• DESCRIPTION OF THE TASK: Look through the data below and return each line where "JSON" appears.

— start INPUT —

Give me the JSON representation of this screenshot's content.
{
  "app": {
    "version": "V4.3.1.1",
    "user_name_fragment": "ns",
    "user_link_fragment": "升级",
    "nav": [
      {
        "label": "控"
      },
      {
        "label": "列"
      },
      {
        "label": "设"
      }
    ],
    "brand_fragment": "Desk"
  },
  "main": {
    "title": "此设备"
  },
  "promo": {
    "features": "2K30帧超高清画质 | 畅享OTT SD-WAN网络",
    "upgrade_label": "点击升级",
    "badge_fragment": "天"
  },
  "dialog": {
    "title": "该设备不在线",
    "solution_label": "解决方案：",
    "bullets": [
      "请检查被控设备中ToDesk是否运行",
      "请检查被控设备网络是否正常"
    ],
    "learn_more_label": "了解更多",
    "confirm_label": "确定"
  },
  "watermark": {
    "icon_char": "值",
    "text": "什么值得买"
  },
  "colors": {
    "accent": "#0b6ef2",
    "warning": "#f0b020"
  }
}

— end INPUT —
— start INPUT —

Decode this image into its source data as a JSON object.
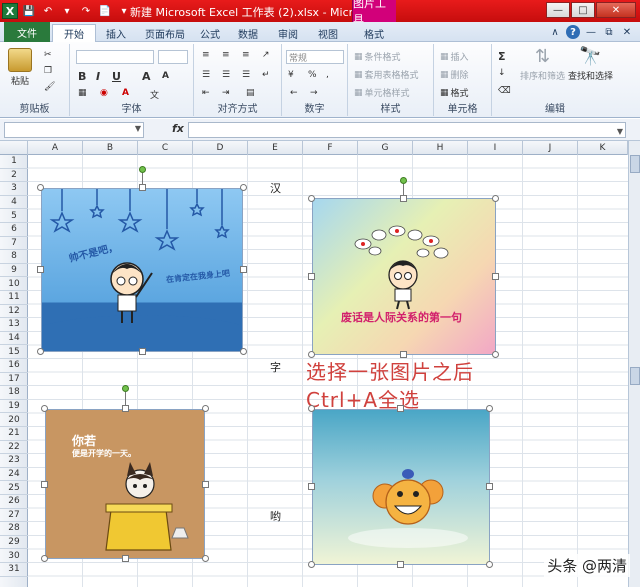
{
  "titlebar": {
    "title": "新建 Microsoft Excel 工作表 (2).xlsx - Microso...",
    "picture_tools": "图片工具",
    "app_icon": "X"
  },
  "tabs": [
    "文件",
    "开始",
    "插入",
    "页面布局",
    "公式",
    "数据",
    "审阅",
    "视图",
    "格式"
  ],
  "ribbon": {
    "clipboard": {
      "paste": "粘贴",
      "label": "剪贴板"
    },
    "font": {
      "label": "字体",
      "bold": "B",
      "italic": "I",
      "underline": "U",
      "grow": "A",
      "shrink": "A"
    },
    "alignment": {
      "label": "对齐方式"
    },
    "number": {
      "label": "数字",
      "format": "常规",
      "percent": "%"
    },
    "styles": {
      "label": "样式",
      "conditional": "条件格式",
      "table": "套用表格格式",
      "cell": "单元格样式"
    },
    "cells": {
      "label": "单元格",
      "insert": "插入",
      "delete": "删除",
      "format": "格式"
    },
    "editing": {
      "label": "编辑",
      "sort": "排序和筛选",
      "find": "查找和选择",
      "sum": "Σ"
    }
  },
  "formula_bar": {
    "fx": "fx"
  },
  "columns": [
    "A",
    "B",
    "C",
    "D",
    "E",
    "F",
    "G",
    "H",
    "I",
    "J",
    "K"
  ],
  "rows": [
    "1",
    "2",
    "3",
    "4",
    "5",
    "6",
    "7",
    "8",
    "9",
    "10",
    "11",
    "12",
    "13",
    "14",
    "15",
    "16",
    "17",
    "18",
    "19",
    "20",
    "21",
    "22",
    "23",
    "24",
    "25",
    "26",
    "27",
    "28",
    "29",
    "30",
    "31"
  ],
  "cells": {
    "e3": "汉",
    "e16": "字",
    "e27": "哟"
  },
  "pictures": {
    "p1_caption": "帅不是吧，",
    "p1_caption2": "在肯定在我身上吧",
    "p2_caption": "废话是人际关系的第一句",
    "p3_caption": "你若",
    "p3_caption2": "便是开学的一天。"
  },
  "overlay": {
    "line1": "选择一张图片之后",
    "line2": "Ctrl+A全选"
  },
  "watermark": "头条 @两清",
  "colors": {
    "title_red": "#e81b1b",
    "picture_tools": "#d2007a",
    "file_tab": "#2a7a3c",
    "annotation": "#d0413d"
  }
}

— end INPUT —

• CORRECT RESULT:
Give me the JSON representation of this screenshot's content.
Decode this image into its source data as a JSON object.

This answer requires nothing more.